[Data items]

☆ ☆ ☆ ☆

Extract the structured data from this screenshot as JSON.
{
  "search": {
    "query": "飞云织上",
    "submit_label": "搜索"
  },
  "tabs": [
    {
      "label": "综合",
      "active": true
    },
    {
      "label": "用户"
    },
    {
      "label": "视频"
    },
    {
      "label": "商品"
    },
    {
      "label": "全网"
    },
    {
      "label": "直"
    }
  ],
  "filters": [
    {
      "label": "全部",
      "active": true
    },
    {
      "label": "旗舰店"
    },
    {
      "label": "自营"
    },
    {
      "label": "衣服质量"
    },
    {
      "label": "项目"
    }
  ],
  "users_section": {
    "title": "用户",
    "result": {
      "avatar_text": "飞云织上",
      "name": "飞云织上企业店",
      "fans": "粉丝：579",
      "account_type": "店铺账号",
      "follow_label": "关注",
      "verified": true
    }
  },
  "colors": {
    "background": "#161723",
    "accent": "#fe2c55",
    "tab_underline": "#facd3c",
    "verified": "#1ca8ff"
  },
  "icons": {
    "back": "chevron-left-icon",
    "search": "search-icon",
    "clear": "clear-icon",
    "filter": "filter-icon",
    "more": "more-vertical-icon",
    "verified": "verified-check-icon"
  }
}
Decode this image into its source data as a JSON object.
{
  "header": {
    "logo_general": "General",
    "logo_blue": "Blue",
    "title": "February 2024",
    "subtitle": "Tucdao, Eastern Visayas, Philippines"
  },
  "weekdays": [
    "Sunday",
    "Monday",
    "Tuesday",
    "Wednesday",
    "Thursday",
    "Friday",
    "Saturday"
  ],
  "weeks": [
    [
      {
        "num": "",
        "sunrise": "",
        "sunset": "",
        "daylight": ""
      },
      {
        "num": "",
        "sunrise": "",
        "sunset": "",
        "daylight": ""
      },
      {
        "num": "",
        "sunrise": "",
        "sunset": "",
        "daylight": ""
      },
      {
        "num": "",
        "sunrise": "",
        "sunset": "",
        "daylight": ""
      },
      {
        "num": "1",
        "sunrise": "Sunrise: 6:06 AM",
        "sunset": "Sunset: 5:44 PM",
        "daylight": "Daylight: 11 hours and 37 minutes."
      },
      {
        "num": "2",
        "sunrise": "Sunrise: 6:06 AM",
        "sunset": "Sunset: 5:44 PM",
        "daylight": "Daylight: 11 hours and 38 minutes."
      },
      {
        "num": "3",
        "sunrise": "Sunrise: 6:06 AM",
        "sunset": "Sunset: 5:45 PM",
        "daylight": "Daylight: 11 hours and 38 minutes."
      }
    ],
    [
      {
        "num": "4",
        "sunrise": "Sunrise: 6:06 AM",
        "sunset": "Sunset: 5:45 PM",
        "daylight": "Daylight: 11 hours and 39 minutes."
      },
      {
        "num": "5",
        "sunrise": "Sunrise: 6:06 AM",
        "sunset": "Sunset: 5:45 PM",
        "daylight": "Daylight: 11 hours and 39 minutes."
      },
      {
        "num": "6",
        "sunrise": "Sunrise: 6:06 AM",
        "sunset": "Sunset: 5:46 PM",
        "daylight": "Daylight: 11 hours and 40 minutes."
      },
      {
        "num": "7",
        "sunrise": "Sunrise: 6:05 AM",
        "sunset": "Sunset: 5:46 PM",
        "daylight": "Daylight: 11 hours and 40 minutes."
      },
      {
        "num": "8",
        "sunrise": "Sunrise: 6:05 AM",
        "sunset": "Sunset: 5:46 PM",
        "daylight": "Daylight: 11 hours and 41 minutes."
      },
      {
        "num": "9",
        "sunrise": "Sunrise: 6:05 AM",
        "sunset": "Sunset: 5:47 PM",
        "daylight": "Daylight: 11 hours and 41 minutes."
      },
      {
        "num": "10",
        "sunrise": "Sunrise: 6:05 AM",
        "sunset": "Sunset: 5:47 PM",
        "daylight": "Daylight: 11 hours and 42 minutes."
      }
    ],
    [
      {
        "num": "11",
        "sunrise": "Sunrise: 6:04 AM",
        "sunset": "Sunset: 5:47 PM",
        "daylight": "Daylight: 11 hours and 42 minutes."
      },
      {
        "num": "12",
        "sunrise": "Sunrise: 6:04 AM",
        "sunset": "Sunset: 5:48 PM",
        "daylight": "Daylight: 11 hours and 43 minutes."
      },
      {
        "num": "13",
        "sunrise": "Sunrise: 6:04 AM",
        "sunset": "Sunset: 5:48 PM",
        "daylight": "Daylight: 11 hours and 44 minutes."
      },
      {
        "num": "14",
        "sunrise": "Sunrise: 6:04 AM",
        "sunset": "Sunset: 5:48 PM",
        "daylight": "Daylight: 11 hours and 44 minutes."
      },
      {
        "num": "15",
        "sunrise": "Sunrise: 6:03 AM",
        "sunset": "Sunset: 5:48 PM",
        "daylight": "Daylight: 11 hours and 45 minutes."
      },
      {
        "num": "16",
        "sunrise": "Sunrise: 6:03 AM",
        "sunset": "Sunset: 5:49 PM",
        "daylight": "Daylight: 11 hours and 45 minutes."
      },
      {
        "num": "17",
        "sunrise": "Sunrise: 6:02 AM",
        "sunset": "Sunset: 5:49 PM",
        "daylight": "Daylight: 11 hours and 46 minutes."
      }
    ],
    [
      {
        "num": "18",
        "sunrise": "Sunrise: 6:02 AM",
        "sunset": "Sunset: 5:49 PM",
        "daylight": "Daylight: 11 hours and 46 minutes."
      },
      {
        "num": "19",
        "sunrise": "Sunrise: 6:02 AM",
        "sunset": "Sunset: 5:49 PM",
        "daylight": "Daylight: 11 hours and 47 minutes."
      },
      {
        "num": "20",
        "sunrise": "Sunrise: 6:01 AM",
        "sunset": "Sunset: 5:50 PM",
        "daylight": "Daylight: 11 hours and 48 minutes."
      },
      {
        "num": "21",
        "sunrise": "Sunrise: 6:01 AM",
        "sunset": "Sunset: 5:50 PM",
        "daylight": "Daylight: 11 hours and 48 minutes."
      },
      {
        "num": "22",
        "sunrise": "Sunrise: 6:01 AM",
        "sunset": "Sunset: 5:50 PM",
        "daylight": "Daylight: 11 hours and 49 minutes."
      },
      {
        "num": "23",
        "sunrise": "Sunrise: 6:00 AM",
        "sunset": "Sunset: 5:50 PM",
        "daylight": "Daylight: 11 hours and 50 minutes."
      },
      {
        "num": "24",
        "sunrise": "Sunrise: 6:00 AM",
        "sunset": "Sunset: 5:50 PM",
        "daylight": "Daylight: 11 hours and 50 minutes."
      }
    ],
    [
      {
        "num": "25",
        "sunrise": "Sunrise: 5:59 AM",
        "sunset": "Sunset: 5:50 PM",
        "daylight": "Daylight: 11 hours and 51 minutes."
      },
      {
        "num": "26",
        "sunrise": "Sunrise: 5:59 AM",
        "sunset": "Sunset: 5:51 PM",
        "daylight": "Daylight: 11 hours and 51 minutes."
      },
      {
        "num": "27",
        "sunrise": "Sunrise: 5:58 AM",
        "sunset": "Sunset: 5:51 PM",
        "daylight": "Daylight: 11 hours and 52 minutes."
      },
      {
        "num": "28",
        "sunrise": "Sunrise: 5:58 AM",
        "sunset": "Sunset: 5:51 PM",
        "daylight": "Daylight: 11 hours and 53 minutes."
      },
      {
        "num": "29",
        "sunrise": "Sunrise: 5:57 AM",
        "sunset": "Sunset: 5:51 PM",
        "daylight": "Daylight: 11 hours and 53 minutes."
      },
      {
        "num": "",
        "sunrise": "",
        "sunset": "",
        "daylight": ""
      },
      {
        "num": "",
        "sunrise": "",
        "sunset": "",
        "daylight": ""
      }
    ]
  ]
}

☆ ☆ ☆ ☆

Task goal:
Across the entries, how many lines hold the word "JSON"? Say only the number.

Answer:
2